(Entries taken from a collection)
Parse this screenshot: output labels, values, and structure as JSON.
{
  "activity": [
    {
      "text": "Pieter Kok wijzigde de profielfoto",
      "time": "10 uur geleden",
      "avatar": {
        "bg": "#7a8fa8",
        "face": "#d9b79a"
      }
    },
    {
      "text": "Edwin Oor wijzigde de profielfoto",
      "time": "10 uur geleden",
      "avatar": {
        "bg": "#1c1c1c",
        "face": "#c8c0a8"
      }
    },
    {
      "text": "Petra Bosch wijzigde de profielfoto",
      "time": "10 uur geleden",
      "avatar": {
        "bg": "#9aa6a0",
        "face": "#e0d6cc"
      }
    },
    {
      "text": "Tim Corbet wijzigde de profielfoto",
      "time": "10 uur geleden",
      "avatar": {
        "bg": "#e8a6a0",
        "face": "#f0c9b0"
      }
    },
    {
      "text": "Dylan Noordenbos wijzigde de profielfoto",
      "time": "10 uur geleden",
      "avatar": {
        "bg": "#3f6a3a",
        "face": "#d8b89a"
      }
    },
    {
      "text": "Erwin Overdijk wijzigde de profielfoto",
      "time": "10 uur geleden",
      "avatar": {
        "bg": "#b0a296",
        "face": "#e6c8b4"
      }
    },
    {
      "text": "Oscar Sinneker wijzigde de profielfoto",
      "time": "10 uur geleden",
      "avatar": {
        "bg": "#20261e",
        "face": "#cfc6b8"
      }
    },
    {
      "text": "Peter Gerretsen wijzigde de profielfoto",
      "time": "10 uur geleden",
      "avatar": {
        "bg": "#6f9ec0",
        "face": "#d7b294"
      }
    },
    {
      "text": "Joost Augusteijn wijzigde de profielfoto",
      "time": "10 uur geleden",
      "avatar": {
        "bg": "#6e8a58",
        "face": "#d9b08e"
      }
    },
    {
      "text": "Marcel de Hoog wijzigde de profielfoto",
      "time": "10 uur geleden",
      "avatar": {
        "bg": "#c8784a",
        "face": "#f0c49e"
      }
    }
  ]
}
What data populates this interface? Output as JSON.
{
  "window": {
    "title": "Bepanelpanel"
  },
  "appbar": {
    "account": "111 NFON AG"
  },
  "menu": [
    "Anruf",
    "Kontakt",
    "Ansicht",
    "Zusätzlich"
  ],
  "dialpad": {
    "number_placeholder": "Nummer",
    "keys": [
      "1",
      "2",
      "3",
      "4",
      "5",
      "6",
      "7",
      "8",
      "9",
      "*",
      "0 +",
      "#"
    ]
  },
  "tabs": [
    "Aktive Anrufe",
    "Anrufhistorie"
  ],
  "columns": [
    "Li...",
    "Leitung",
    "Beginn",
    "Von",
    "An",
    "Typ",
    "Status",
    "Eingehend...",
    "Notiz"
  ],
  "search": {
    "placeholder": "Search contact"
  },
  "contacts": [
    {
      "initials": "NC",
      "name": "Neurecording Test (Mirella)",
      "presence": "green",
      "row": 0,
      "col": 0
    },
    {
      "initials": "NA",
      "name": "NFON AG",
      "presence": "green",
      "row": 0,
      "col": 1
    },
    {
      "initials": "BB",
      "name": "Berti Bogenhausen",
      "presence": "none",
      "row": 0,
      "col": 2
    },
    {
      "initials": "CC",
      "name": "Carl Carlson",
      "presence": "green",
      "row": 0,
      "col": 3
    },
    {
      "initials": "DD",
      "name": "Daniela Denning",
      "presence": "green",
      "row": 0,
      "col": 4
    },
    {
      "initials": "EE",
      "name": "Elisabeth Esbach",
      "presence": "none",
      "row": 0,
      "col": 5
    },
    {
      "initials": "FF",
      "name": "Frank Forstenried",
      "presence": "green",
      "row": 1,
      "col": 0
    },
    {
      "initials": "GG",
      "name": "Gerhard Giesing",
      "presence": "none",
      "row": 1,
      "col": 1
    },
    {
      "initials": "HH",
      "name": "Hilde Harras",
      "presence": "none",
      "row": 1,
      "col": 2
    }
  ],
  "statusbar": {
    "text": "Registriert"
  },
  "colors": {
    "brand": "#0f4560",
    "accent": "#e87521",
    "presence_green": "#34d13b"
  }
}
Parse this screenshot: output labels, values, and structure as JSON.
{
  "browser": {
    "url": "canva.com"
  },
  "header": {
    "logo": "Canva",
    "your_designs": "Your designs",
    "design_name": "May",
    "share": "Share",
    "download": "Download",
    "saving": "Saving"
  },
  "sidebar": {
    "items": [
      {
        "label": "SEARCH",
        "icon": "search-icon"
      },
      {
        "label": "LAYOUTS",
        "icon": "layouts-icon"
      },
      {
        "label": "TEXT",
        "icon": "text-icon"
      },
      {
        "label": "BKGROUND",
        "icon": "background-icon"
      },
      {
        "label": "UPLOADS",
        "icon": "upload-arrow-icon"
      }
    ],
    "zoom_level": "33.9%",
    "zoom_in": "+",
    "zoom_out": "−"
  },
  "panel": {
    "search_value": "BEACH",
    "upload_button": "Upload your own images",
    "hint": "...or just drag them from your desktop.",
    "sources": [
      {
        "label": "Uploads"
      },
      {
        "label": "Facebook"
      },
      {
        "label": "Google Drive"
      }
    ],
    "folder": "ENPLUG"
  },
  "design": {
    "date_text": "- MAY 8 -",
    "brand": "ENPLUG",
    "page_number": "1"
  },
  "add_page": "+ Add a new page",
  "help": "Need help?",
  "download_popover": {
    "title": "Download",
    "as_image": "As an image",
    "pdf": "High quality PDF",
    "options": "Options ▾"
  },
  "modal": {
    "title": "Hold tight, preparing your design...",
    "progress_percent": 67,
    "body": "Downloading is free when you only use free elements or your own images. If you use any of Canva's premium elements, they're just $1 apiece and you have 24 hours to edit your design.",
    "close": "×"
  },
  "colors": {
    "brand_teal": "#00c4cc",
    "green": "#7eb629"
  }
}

**Requirement:** Each record above should be repeated exactly as it appears.

**Solution for this task:**
Parse this screenshot: output labels, values, and structure as JSON.
{
  "activity": [
    {
      "text": "Pieter Kok wijzigde de profielfoto",
      "time": "10 uur geleden",
      "avatar": {
        "bg": "#7a8fa8",
        "face": "#d9b79a"
      }
    },
    {
      "text": "Edwin Oor wijzigde de profielfoto",
      "time": "10 uur geleden",
      "avatar": {
        "bg": "#1c1c1c",
        "face": "#c8c0a8"
      }
    },
    {
      "text": "Petra Bosch wijzigde de profielfoto",
      "time": "10 uur geleden",
      "avatar": {
        "bg": "#9aa6a0",
        "face": "#e0d6cc"
      }
    },
    {
      "text": "Tim Corbet wijzigde de profielfoto",
      "time": "10 uur geleden",
      "avatar": {
        "bg": "#e8a6a0",
        "face": "#f0c9b0"
      }
    },
    {
      "text": "Dylan Noordenbos wijzigde de profielfoto",
      "time": "10 uur geleden",
      "avatar": {
        "bg": "#3f6a3a",
        "face": "#d8b89a"
      }
    },
    {
      "text": "Erwin Overdijk wijzigde de profielfoto",
      "time": "10 uur geleden",
      "avatar": {
        "bg": "#b0a296",
        "face": "#e6c8b4"
      }
    },
    {
      "text": "Oscar Sinneker wijzigde de profielfoto",
      "time": "10 uur geleden",
      "avatar": {
        "bg": "#20261e",
        "face": "#cfc6b8"
      }
    },
    {
      "text": "Peter Gerretsen wijzigde de profielfoto",
      "time": "10 uur geleden",
      "avatar": {
        "bg": "#6f9ec0",
        "face": "#d7b294"
      }
    },
    {
      "text": "Joost Augusteijn wijzigde de profielfoto",
      "time": "10 uur geleden",
      "avatar": {
        "bg": "#6e8a58",
        "face": "#d9b08e"
      }
    },
    {
      "text": "Marcel de Hoog wijzigde de profielfoto",
      "time": "10 uur geleden",
      "avatar": {
        "bg": "#c8784a",
        "face": "#f0c49e"
      }
    }
  ]
}
What data populates this interface? Output as JSON.
{
  "window": {
    "title": "Bepanelpanel"
  },
  "appbar": {
    "account": "111 NFON AG"
  },
  "menu": [
    "Anruf",
    "Kontakt",
    "Ansicht",
    "Zusätzlich"
  ],
  "dialpad": {
    "number_placeholder": "Nummer",
    "keys": [
      "1",
      "2",
      "3",
      "4",
      "5",
      "6",
      "7",
      "8",
      "9",
      "*",
      "0 +",
      "#"
    ]
  },
  "tabs": [
    "Aktive Anrufe",
    "Anrufhistorie"
  ],
  "columns": [
    "Li...",
    "Leitung",
    "Beginn",
    "Von",
    "An",
    "Typ",
    "Status",
    "Eingehend...",
    "Notiz"
  ],
  "search": {
    "placeholder": "Search contact"
  },
  "contacts": [
    {
      "initials": "NC",
      "name": "Neurecording Test (Mirella)",
      "presence": "green",
      "row": 0,
      "col": 0
    },
    {
      "initials": "NA",
      "name": "NFON AG",
      "presence": "green",
      "row": 0,
      "col": 1
    },
    {
      "initials": "BB",
      "name": "Berti Bogenhausen",
      "presence": "none",
      "row": 0,
      "col": 2
    },
    {
      "initials": "CC",
      "name": "Carl Carlson",
      "presence": "green",
      "row": 0,
      "col": 3
    },
    {
      "initials": "DD",
      "name": "Daniela Denning",
      "presence": "green",
      "row": 0,
      "col": 4
    },
    {
      "initials": "EE",
      "name": "Elisabeth Esbach",
      "presence": "none",
      "row": 0,
      "col": 5
    },
    {
      "initials": "FF",
      "name": "Frank Forstenried",
      "presence": "green",
      "row": 1,
      "col": 0
    },
    {
      "initials": "GG",
      "name": "Gerhard Giesing",
      "presence": "none",
      "row": 1,
      "col": 1
    },
    {
      "initials": "HH",
      "name": "Hilde Harras",
      "presence": "none",
      "row": 1,
      "col": 2
    }
  ],
  "statusbar": {
    "text": "Registriert"
  },
  "colors": {
    "brand": "#0f4560",
    "accent": "#e87521",
    "presence_green": "#34d13b"
  }
}
Parse this screenshot: output labels, values, and structure as JSON.
{
  "browser": {
    "url": "canva.com"
  },
  "header": {
    "logo": "Canva",
    "your_designs": "Your designs",
    "design_name": "May",
    "share": "Share",
    "download": "Download",
    "saving": "Saving"
  },
  "sidebar": {
    "items": [
      {
        "label": "SEARCH",
        "icon": "search-icon"
      },
      {
        "label": "LAYOUTS",
        "icon": "layouts-icon"
      },
      {
        "label": "TEXT",
        "icon": "text-icon"
      },
      {
        "label": "BKGROUND",
        "icon": "background-icon"
      },
      {
        "label": "UPLOADS",
        "icon": "upload-arrow-icon"
      }
    ],
    "zoom_level": "33.9%",
    "zoom_in": "+",
    "zoom_out": "−"
  },
  "panel": {
    "search_value": "BEACH",
    "upload_button": "Upload your own images",
    "hint": "...or just drag them from your desktop.",
    "sources": [
      {
        "label": "Uploads"
      },
      {
        "label": "Facebook"
      },
      {
        "label": "Google Drive"
      }
    ],
    "folder": "ENPLUG"
  },
  "design": {
    "date_text": "- MAY 8 -",
    "brand": "ENPLUG",
    "page_number": "1"
  },
  "add_page": "+ Add a new page",
  "help": "Need help?",
  "download_popover": {
    "title": "Download",
    "as_image": "As an image",
    "pdf": "High quality PDF",
    "options": "Options ▾"
  },
  "modal": {
    "title": "Hold tight, preparing your design...",
    "progress_percent": 67,
    "body": "Downloading is free when you only use free elements or your own images. If you use any of Canva's premium elements, they're just $1 apiece and you have 24 hours to edit your design.",
    "close": "×"
  },
  "colors": {
    "brand_teal": "#00c4cc",
    "green": "#7eb629"
  }
}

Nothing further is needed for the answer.